### WORKING DATA
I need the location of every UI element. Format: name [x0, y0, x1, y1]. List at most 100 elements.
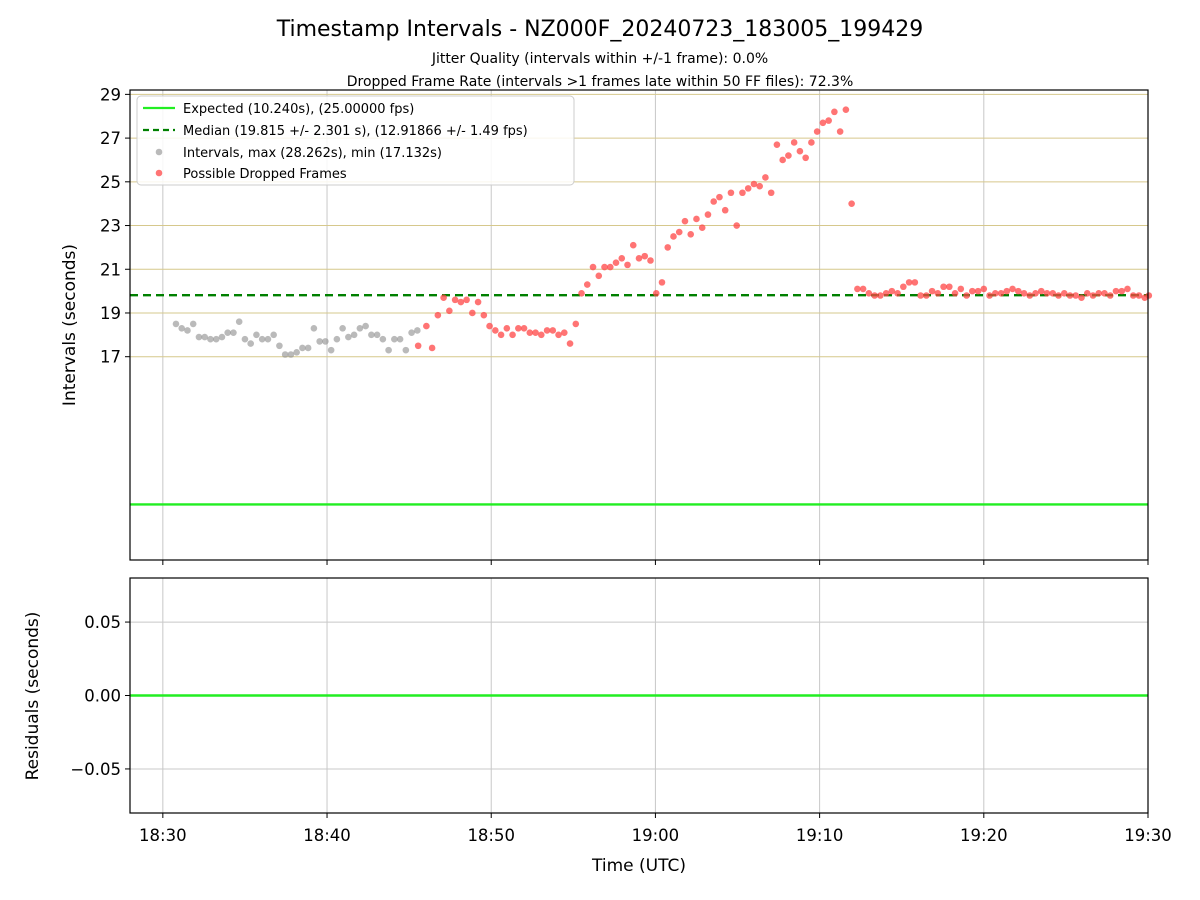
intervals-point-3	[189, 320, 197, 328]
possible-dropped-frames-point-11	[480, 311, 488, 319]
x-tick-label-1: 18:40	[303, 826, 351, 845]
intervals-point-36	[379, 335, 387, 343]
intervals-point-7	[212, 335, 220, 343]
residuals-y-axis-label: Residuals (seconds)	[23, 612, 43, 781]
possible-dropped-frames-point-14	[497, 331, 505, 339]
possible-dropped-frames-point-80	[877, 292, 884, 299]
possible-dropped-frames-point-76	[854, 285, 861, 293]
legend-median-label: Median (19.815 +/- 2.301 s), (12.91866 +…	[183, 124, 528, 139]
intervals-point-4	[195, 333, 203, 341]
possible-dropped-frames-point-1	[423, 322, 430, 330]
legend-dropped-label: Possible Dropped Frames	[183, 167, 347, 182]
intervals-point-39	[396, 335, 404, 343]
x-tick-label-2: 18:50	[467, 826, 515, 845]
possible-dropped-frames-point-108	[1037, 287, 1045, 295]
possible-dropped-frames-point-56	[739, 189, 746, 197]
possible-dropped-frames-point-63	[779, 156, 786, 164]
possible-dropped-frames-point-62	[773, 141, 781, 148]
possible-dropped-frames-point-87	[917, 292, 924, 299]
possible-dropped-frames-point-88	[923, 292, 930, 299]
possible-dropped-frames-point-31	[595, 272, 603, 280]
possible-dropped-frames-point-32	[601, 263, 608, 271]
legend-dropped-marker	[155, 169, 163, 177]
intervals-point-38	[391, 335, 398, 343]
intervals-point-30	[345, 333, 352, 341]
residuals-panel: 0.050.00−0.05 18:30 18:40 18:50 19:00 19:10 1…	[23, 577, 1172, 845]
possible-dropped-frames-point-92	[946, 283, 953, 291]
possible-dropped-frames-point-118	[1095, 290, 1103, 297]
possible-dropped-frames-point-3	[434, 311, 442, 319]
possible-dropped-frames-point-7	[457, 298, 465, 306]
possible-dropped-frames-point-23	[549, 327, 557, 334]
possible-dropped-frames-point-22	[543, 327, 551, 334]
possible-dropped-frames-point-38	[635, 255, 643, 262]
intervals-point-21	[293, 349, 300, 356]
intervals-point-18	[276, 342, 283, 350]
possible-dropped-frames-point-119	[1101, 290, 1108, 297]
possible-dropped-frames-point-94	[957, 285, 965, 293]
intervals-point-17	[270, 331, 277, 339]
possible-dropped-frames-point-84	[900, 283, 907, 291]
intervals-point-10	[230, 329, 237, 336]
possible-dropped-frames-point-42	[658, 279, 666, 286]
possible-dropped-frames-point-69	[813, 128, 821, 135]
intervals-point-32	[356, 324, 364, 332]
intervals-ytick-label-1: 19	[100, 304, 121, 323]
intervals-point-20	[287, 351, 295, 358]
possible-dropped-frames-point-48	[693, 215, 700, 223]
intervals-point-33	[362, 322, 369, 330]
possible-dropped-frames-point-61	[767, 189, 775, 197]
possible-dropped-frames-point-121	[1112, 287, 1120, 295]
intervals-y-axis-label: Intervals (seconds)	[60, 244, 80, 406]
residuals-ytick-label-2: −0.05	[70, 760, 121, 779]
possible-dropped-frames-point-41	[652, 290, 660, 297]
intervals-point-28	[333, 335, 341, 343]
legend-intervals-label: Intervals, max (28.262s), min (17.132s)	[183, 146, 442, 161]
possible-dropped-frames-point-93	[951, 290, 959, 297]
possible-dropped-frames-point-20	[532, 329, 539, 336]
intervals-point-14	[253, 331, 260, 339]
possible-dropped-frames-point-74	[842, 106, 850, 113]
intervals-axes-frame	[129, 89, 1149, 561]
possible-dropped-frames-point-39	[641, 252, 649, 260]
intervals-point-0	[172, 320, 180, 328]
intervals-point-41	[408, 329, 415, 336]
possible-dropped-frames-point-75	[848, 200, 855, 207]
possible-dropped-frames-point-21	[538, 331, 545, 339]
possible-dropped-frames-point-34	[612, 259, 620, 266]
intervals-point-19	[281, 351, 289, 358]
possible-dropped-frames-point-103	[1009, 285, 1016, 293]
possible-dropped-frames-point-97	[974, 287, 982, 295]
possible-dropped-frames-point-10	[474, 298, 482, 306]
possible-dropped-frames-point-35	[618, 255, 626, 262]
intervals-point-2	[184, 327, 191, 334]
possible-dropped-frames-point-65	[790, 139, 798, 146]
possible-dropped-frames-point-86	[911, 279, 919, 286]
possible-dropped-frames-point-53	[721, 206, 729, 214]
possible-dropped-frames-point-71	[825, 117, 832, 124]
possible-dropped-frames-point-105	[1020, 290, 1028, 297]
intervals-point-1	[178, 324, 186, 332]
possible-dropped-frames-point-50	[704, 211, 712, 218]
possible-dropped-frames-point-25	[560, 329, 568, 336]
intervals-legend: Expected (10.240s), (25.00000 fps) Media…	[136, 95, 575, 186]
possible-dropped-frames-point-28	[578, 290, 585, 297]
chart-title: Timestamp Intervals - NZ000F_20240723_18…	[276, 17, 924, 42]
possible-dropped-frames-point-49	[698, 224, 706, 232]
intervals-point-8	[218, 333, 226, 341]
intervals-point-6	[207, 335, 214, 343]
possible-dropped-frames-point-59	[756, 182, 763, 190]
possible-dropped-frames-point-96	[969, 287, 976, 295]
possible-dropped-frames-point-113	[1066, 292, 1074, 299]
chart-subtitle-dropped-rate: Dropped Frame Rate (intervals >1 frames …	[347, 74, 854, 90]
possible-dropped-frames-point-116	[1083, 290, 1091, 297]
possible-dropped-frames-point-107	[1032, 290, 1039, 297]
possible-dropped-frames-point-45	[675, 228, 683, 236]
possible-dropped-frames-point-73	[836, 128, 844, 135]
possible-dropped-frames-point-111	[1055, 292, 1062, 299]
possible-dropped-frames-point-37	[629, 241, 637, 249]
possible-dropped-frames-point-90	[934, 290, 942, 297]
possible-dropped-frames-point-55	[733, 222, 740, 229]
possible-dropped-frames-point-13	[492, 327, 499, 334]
...
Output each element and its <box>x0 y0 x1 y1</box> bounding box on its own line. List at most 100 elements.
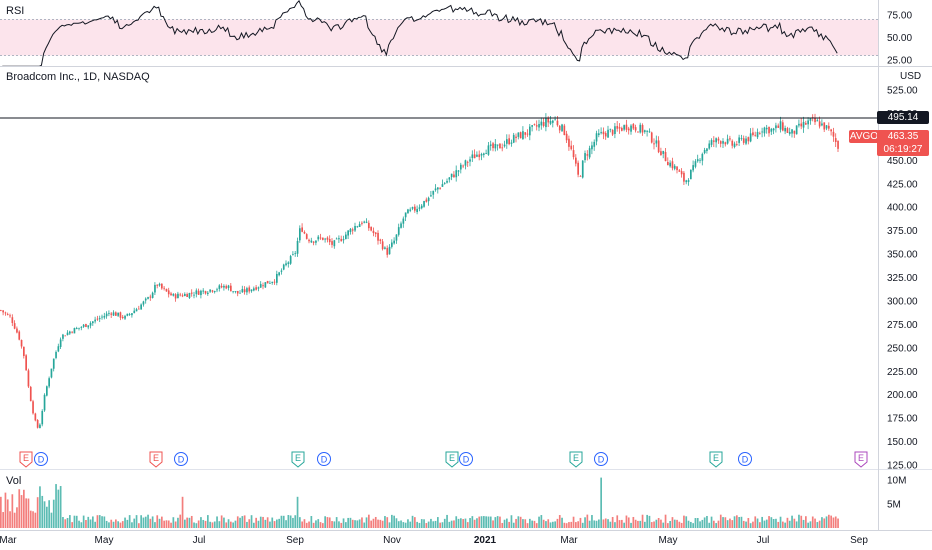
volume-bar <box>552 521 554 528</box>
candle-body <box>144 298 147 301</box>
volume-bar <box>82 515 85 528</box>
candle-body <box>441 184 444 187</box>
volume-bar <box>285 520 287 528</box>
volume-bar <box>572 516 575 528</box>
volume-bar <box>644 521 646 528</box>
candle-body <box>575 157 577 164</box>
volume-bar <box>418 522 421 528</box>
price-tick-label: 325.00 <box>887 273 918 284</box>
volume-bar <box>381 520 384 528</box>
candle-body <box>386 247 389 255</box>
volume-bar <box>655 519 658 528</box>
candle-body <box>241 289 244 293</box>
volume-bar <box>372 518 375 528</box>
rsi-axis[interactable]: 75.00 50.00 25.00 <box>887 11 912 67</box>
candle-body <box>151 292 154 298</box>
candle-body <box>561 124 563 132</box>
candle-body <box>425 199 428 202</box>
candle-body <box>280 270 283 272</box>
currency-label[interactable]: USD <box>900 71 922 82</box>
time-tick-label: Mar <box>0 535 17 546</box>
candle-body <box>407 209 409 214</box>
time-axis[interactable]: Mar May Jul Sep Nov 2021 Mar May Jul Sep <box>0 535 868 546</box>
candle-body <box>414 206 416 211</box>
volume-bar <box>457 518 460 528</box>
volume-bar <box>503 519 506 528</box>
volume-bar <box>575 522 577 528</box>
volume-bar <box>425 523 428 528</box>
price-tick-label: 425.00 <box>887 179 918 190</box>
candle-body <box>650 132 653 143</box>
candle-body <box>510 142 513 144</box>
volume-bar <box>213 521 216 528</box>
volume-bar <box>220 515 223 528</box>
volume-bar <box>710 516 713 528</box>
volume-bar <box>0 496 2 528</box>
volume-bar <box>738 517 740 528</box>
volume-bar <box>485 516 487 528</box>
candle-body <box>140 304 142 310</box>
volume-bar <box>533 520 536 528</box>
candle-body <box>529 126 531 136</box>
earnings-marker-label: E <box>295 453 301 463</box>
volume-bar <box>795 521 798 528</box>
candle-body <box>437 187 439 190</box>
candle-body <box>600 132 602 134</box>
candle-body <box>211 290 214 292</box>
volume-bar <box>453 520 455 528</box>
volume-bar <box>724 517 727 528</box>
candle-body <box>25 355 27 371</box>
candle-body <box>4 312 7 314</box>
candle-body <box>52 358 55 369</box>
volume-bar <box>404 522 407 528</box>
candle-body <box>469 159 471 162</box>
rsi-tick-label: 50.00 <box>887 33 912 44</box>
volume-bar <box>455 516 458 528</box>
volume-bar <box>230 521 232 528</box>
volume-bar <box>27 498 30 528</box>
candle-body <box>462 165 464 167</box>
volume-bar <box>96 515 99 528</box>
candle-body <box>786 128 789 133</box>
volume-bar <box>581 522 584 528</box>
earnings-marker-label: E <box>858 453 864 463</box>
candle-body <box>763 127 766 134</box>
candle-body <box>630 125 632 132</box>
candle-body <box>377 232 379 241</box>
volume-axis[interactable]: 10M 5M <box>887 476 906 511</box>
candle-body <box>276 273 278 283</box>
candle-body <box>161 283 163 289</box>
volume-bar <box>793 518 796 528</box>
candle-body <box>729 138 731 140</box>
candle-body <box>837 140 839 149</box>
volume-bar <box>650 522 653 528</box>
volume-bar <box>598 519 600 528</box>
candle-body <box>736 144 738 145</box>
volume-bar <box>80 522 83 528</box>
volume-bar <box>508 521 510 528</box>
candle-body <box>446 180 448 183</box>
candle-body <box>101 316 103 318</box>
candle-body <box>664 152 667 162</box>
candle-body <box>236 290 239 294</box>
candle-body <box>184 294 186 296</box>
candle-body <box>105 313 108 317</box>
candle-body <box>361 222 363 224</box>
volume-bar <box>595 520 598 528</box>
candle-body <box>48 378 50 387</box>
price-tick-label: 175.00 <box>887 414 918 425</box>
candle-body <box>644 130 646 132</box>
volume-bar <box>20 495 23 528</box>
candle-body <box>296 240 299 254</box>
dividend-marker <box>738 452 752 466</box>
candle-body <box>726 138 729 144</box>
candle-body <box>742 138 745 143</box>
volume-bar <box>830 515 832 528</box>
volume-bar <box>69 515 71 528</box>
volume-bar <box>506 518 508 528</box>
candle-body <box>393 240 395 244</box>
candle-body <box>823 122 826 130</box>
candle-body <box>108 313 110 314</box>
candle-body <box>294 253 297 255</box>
---
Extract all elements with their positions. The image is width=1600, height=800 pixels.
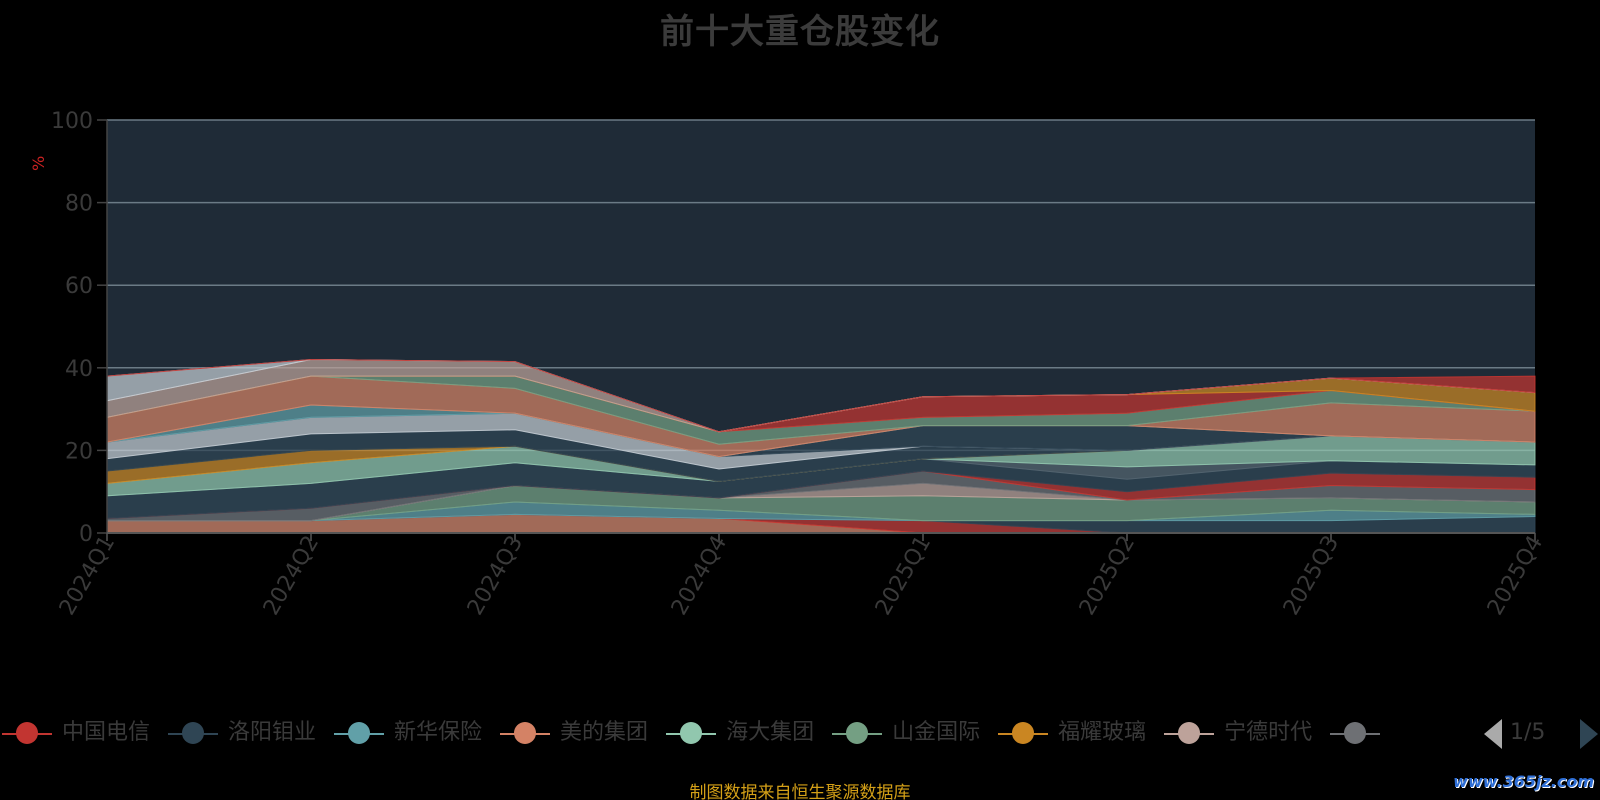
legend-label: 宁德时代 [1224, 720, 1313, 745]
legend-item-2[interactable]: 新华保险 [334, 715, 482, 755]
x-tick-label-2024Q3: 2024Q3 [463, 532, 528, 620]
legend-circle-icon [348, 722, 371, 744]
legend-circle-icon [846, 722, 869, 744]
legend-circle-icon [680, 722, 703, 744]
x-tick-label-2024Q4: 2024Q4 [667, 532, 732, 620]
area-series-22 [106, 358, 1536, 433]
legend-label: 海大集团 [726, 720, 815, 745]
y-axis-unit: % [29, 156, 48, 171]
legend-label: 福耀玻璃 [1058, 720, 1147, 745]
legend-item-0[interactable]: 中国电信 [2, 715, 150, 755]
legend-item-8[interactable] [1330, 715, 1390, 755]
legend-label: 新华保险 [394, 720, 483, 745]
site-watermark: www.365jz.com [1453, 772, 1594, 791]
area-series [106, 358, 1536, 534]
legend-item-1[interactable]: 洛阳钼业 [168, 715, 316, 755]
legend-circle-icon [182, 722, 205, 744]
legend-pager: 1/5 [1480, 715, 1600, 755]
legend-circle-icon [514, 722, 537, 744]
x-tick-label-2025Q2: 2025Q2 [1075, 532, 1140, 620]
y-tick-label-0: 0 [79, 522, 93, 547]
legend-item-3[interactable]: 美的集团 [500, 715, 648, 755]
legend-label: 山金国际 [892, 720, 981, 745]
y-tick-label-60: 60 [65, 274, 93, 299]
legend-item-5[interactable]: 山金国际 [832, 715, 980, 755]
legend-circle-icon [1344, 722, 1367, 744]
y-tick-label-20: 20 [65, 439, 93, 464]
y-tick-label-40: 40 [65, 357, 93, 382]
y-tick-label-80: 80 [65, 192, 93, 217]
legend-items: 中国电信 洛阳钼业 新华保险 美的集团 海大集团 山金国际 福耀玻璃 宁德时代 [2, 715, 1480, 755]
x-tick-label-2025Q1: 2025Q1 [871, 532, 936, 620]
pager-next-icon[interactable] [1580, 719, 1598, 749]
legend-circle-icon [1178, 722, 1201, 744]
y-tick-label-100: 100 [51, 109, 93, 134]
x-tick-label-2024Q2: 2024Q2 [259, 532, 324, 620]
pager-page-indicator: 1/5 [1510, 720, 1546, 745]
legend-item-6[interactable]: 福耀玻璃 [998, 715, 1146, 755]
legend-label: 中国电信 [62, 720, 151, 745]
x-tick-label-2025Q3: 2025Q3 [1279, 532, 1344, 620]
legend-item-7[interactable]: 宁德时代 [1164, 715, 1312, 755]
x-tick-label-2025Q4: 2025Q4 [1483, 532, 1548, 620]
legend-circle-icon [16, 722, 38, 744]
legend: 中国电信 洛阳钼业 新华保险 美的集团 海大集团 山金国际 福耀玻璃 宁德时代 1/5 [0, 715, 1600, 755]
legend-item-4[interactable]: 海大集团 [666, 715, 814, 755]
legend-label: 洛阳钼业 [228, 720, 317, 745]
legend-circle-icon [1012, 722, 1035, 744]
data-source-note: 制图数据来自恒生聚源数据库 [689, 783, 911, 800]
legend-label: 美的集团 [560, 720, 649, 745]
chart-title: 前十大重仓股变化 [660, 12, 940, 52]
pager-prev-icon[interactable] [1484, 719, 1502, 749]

### EXERCISE OBJECTIVE
In the rows from the line containing "legend-label: 宁德时代 [1224, 720, 1313, 745]" down through the line containing "legend-label: 海大集团 [726, 720, 815, 745]", change "legend-circle-icon" to "legend-dot-icon" and give those lines again with nothing else altered.

### TASK SOLUTION
legend-label: 宁德时代 [1224, 720, 1313, 745]
legend-item-2[interactable]: 新华保险 [334, 715, 482, 755]
x-tick-label-2024Q3: 2024Q3 [463, 532, 528, 620]
legend-dot-icon [348, 722, 371, 744]
legend-dot-icon [846, 722, 869, 744]
legend-dot-icon [680, 722, 703, 744]
x-tick-label-2024Q4: 2024Q4 [667, 532, 732, 620]
area-series-22 [106, 358, 1536, 433]
legend-label: 海大集团 [726, 720, 815, 745]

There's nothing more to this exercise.